Read through the records below and copy each line that uses the word "students".

— start —

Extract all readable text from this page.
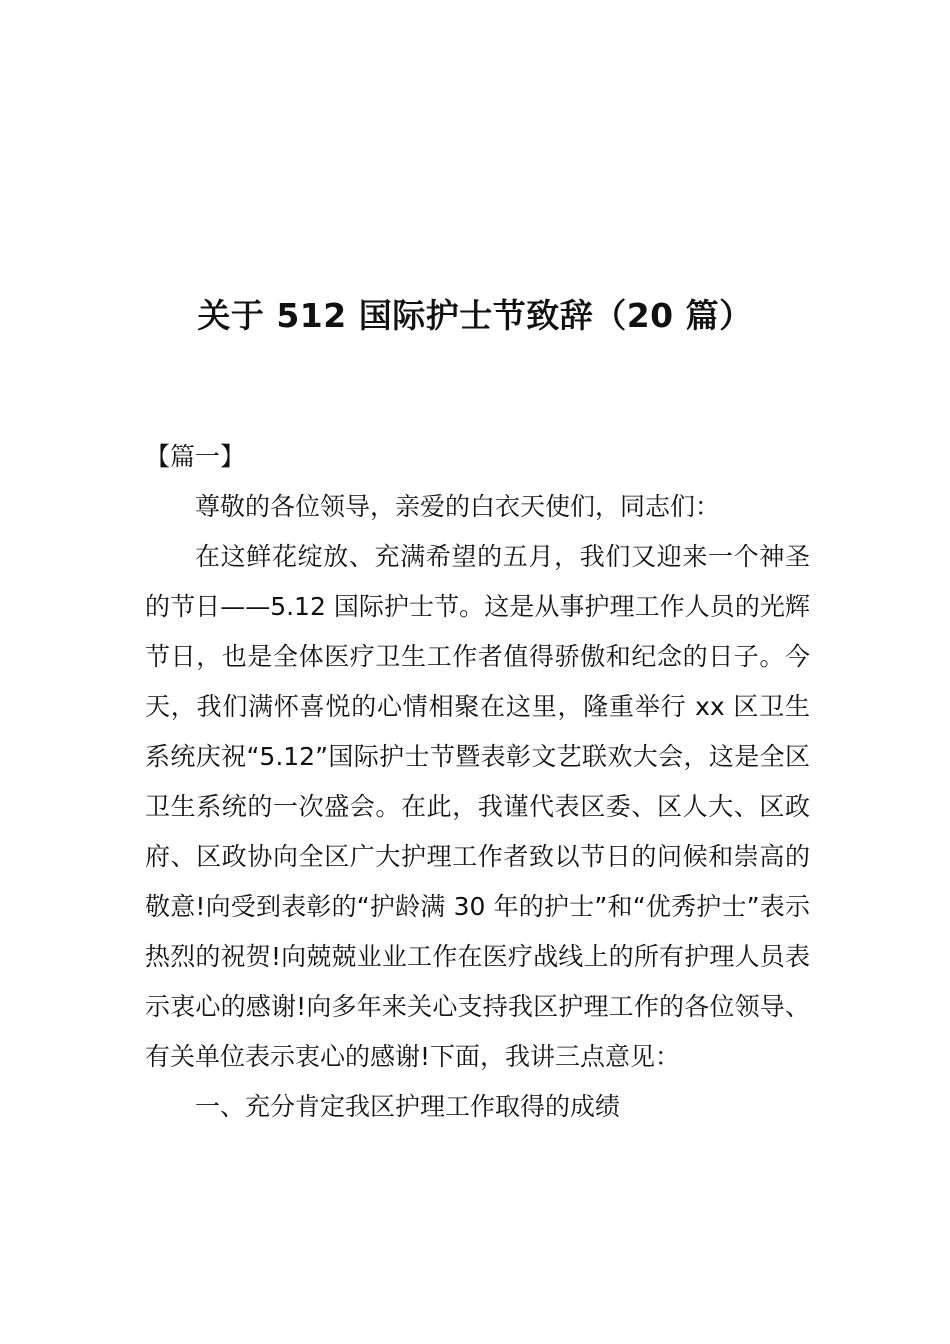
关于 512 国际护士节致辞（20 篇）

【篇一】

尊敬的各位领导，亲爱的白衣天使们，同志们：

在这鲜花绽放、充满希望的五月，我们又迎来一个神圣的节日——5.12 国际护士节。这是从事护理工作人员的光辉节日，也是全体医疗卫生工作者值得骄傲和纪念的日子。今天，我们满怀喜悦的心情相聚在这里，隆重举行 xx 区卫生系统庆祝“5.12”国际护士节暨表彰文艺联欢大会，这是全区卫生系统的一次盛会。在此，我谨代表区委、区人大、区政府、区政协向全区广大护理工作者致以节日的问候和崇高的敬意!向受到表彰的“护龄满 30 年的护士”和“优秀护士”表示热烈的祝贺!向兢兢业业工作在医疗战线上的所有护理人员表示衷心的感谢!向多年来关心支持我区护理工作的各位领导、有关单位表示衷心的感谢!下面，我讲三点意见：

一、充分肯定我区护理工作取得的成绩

— end —
— start —

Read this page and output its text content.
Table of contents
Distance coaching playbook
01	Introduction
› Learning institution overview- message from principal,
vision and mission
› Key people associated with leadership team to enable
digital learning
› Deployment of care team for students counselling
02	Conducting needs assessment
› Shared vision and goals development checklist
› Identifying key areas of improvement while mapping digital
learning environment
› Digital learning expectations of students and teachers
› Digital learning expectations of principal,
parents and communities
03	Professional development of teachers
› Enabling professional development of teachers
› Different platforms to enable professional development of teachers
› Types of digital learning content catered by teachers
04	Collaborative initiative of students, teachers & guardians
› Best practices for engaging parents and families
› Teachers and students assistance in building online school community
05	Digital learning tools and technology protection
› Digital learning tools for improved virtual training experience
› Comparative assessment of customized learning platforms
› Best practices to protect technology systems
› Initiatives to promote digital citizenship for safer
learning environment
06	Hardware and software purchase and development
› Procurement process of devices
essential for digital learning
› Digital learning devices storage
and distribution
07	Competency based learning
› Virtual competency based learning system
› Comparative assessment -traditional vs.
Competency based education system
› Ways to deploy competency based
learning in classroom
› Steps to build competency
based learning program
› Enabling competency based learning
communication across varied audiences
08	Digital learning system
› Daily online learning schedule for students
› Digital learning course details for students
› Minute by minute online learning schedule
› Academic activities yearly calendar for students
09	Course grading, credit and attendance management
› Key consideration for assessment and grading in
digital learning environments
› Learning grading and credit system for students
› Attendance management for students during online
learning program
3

— end —

THE RESULT -
› Deployment of care team for students counselling
› Digital learning expectations of students and teachers
04	Collaborative initiative of students, teachers & guardians
› Teachers and students assistance in building online school community
› Daily online learning schedule for students
› Digital learning course details for students
› Academic activities yearly calendar for students
› Learning grading and credit system for students
› Attendance management for students during online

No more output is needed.